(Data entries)
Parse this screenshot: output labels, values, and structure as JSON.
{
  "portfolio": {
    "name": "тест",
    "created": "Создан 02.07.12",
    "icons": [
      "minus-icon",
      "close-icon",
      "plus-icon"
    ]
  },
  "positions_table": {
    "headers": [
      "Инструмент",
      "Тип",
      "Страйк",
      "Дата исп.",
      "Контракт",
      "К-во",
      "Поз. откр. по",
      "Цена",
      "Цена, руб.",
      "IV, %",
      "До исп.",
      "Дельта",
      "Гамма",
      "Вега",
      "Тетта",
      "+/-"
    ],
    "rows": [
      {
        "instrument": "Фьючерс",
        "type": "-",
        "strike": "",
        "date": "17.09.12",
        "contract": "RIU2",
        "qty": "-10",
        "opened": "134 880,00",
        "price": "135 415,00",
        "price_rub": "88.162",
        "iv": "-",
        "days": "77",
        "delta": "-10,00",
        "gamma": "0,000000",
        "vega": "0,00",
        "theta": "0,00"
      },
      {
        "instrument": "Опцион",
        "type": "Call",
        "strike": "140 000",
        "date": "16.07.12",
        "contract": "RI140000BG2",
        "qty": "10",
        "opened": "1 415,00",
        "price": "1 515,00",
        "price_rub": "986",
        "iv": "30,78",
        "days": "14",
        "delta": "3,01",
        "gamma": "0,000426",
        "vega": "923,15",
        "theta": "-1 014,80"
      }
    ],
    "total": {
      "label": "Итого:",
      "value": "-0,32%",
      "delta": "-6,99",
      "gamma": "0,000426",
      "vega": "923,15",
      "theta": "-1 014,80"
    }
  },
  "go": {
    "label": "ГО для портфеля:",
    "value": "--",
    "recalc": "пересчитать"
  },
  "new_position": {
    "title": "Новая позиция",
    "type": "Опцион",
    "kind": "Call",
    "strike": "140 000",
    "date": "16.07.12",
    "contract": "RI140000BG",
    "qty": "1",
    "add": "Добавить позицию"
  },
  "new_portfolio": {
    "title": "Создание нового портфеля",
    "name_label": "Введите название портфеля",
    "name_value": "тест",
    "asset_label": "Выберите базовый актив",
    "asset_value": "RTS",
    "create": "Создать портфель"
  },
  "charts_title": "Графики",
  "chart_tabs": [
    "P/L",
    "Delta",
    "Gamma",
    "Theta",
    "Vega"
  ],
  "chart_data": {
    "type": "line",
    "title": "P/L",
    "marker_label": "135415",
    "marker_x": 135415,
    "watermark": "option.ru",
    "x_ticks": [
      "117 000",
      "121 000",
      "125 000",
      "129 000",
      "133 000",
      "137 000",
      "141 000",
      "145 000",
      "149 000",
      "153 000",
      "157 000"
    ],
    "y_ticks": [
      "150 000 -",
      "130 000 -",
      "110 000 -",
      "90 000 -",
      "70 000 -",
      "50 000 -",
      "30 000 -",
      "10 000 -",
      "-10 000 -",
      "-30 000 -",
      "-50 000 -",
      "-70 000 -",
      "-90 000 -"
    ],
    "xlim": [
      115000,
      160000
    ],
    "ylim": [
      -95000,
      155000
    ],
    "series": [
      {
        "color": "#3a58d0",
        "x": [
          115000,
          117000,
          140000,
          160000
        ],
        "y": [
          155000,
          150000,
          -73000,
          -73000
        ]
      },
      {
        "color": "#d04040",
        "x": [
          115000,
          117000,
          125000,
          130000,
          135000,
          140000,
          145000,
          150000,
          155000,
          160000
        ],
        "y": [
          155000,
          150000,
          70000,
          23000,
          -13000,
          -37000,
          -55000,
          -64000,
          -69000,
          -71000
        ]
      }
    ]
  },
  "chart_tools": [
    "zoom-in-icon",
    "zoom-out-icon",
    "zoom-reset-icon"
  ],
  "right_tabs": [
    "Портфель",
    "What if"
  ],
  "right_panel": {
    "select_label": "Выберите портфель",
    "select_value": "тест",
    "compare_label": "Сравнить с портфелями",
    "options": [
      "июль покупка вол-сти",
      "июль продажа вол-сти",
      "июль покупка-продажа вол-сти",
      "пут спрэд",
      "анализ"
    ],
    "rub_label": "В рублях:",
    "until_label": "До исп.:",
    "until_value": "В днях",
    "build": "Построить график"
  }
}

● **Your objective**
State the number of lines above that hold the string "instrument", with nothing added.

● **Answer to this problem**
2